Determine how many lines hold "naturaleza" and give only that number.

* start *

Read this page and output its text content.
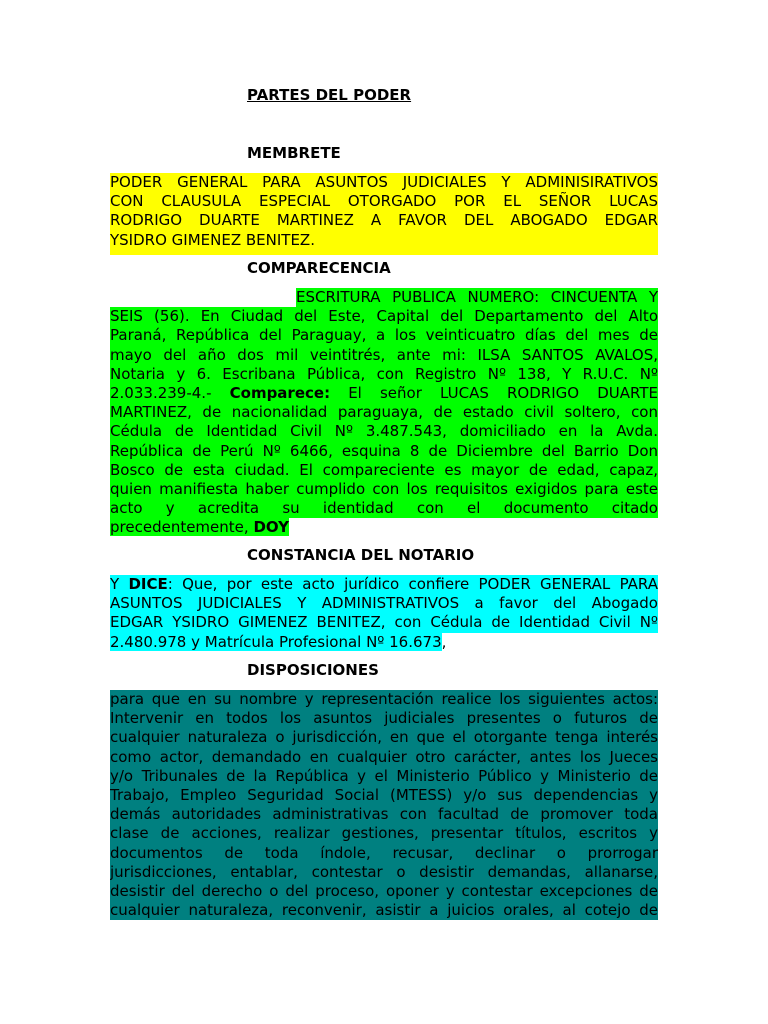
PARTES DEL PODER
MEMBRETE
PODER GENERAL PARA ASUNTOS JUDICIALES Y ADMINISIRATIVOS
CON CLAUSULA ESPECIAL OTORGADO POR EL SEÑOR LUCAS
RODRIGO DUARTE MARTINEZ A FAVOR DEL ABOGADO EDGAR
YSIDRO GIMENEZ BENITEZ.
COMPARECENCIA
ESCRITURA PUBLICA NUMERO: CINCUENTA Y
SEIS (56). En Ciudad del Este, Capital del Departamento del Alto
Paraná, República del Paraguay, a los veinticuatro días del mes de
mayo del año dos mil veintitrés, ante mi: ILSA SANTOS AVALOS,
Notaria y 6. Escribana Pública, con Registro Nº 138, Y R.U.C. Nº
2.033.239-4.- Comparece: El señor LUCAS RODRIGO DUARTE
MARTINEZ, de nacionalidad paraguaya, de estado civil soltero, con
Cédula de Identidad Civil Nº 3.487.543, domiciliado en la Avda.
República de Perú Nº 6466, esquina 8 de Diciembre del Barrio Don
Bosco de esta ciudad. El compareciente es mayor de edad, capaz,
quien manifiesta haber cumplido con los requisitos exigidos para este
acto y acredita su identidad con el documento citado
precedentemente, DOY
CONSTANCIA DEL NOTARIO
Y DICE: Que, por este acto jurídico confiere PODER GENERAL PARA
ASUNTOS JUDICIALES Y ADMINISTRATIVOS a favor del Abogado
EDGAR YSIDRO GIMENEZ BENITEZ, con Cédula de Identidad Civil Nº
2.480.978 y Matrícula Profesional Nº 16.673,
DISPOSICIONES
para que en su nombre y representación realice los siguientes actos:
Intervenir en todos los asuntos judiciales presentes o futuros de
cualquier naturaleza o jurisdicción, en que el otorgante tenga interés
como actor, demandado en cualquier otro carácter, antes los Jueces
y/o Tribunales de la República y el Ministerio Público y Ministerio de
Trabajo, Empleo Seguridad Social (MTESS) y/o sus dependencias y
demás autoridades administrativas con facultad de promover toda
clase de acciones, realizar gestiones, presentar títulos, escritos y
documentos de toda índole, recusar, declinar o prorrogar
jurisdicciones, entablar, contestar o desistir demandas, allanarse,
desistir del derecho o del proceso, oponer y contestar excepciones de
cualquier naturaleza, reconvenir, asistir a juicios orales, al cotejo de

* end *

TASK RESPONSE »
2